>>>>>

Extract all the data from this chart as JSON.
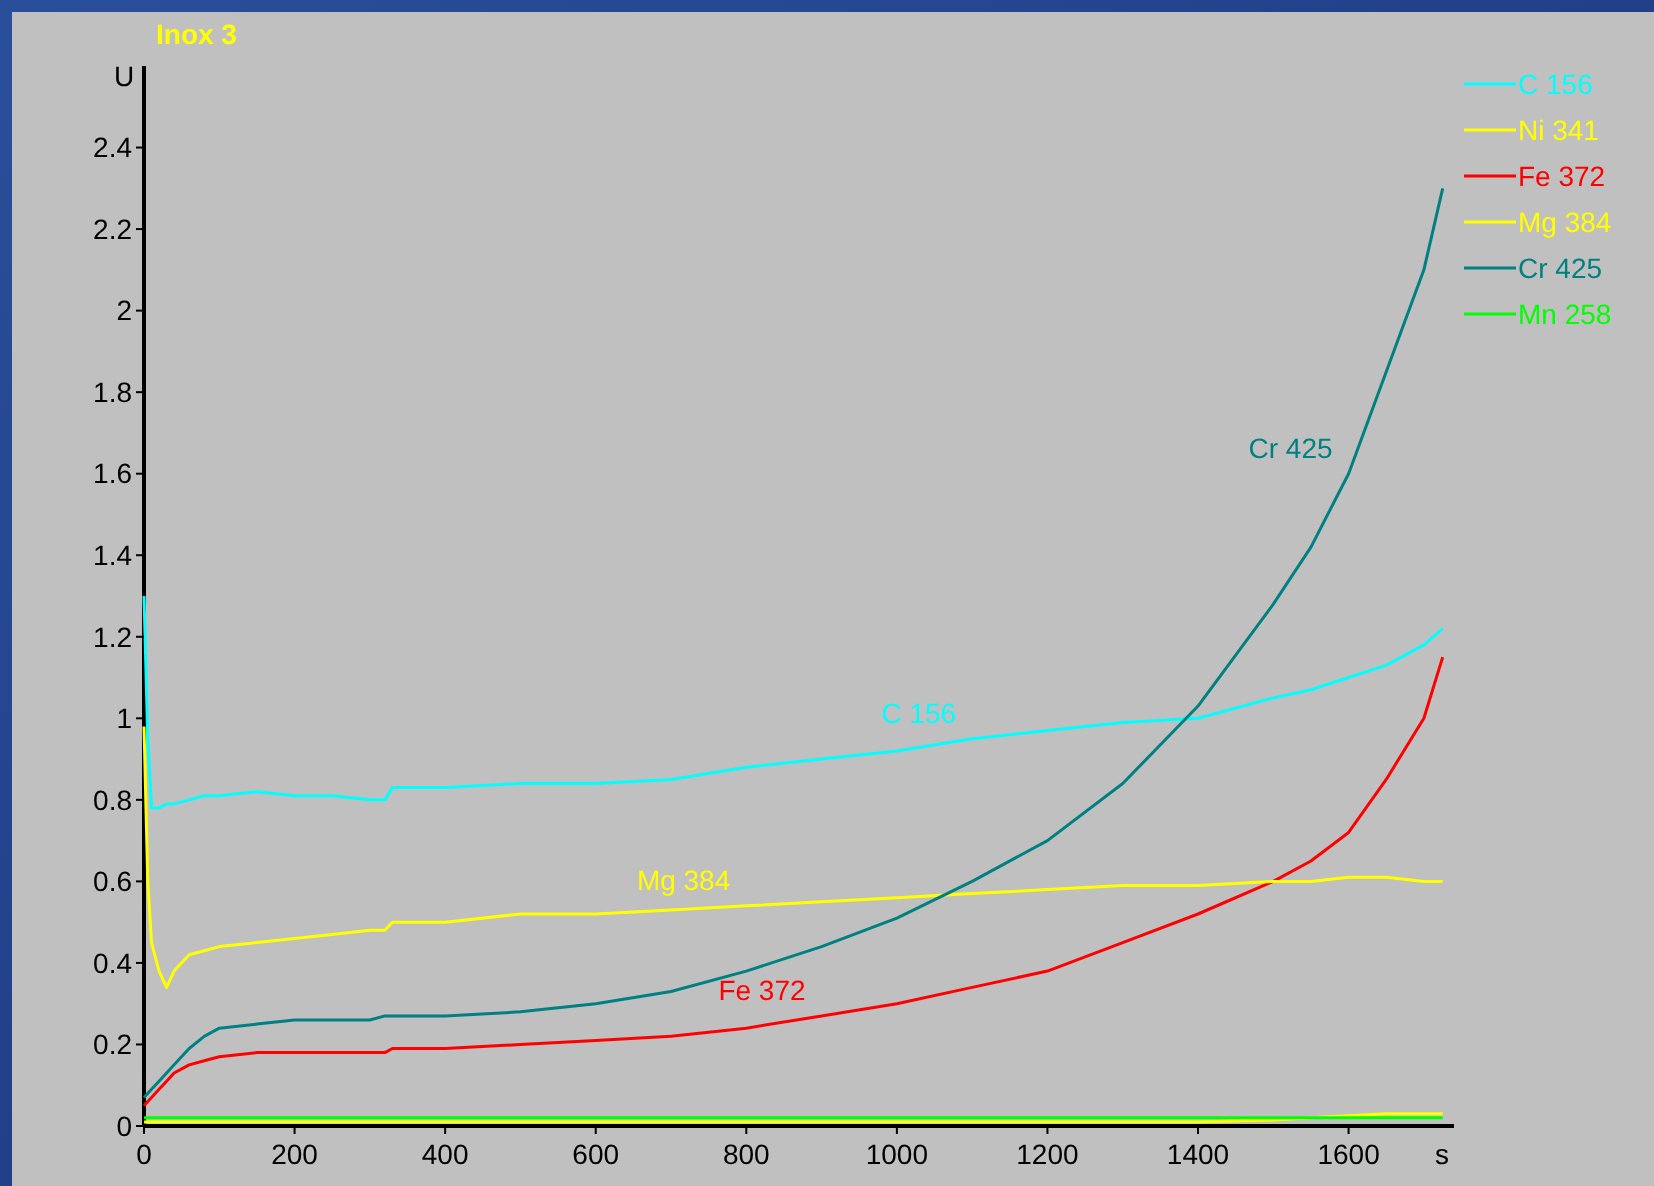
{
  "chart_data": {
    "type": "line",
    "title": "Inox 3",
    "xlabel": "s",
    "ylabel": "U",
    "xlim": [
      0,
      1740
    ],
    "ylim": [
      0,
      2.6
    ],
    "xticks": [
      0,
      200,
      400,
      600,
      800,
      1000,
      1200,
      1400,
      1600
    ],
    "yticks": [
      0,
      0.2,
      0.4,
      0.6,
      0.8,
      1,
      1.2,
      1.4,
      1.6,
      1.8,
      2,
      2.2,
      2.4
    ],
    "grid": false,
    "legend": "top right",
    "marker": "none",
    "line_style": "solid",
    "x": [
      0,
      5,
      10,
      20,
      30,
      40,
      60,
      80,
      100,
      150,
      200,
      250,
      300,
      320,
      330,
      400,
      500,
      600,
      700,
      800,
      900,
      1000,
      1100,
      1200,
      1300,
      1400,
      1500,
      1550,
      1600,
      1650,
      1700,
      1725
    ],
    "series": [
      {
        "name": "C 156",
        "color": "#00ffff",
        "values": [
          1.3,
          0.95,
          0.78,
          0.78,
          0.79,
          0.79,
          0.8,
          0.81,
          0.81,
          0.82,
          0.81,
          0.81,
          0.8,
          0.8,
          0.83,
          0.83,
          0.84,
          0.84,
          0.85,
          0.88,
          0.9,
          0.92,
          0.95,
          0.97,
          0.99,
          1.0,
          1.05,
          1.07,
          1.1,
          1.13,
          1.18,
          1.22
        ]
      },
      {
        "name": "Ni 341",
        "color": "#ffff00",
        "values": [
          0.01,
          0.01,
          0.01,
          0.01,
          0.01,
          0.01,
          0.01,
          0.01,
          0.01,
          0.01,
          0.01,
          0.01,
          0.01,
          0.01,
          0.01,
          0.01,
          0.01,
          0.01,
          0.01,
          0.01,
          0.01,
          0.01,
          0.01,
          0.01,
          0.01,
          0.01,
          0.015,
          0.02,
          0.025,
          0.03,
          0.03,
          0.03
        ]
      },
      {
        "name": "Fe 372",
        "color": "#ff0000",
        "values": [
          0.05,
          0.06,
          0.07,
          0.09,
          0.11,
          0.13,
          0.15,
          0.16,
          0.17,
          0.18,
          0.18,
          0.18,
          0.18,
          0.18,
          0.19,
          0.19,
          0.2,
          0.21,
          0.22,
          0.24,
          0.27,
          0.3,
          0.34,
          0.38,
          0.45,
          0.52,
          0.6,
          0.65,
          0.72,
          0.85,
          1.0,
          1.15
        ]
      },
      {
        "name": "Mg 384",
        "color": "#ffff00",
        "values": [
          0.98,
          0.6,
          0.45,
          0.38,
          0.34,
          0.38,
          0.42,
          0.43,
          0.44,
          0.45,
          0.46,
          0.47,
          0.48,
          0.48,
          0.5,
          0.5,
          0.52,
          0.52,
          0.53,
          0.54,
          0.55,
          0.56,
          0.57,
          0.58,
          0.59,
          0.59,
          0.6,
          0.6,
          0.61,
          0.61,
          0.6,
          0.6
        ]
      },
      {
        "name": "Cr 425",
        "color": "#008080",
        "values": [
          0.07,
          0.08,
          0.09,
          0.11,
          0.13,
          0.15,
          0.19,
          0.22,
          0.24,
          0.25,
          0.26,
          0.26,
          0.26,
          0.27,
          0.27,
          0.27,
          0.28,
          0.3,
          0.33,
          0.38,
          0.44,
          0.51,
          0.6,
          0.7,
          0.84,
          1.03,
          1.28,
          1.42,
          1.6,
          1.85,
          2.1,
          2.3
        ]
      },
      {
        "name": "Mn 258",
        "color": "#00ff00",
        "values": [
          0.02,
          0.02,
          0.02,
          0.02,
          0.02,
          0.02,
          0.02,
          0.02,
          0.02,
          0.02,
          0.02,
          0.02,
          0.02,
          0.02,
          0.02,
          0.02,
          0.02,
          0.02,
          0.02,
          0.02,
          0.02,
          0.02,
          0.02,
          0.02,
          0.02,
          0.02,
          0.02,
          0.02,
          0.02,
          0.02,
          0.02,
          0.02
        ]
      }
    ],
    "annotations": [
      {
        "text": "C 156",
        "x": 1100,
        "y": 0.95
      },
      {
        "text": "Mg 384",
        "x": 800,
        "y": 0.54
      },
      {
        "text": "Fe 372",
        "x": 900,
        "y": 0.27
      },
      {
        "text": "Cr 425",
        "x": 1600,
        "y": 1.6
      }
    ]
  }
}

<<<<<

YOUR INSTRUCTIONS
Read through the lines above and collect those that contain the string "color".

TASK RESPONSE
        "color": "#00ffff",
        "color": "#ffff00",
        "color": "#ff0000",
        "color": "#ffff00",
        "color": "#008080",
        "color": "#00ff00",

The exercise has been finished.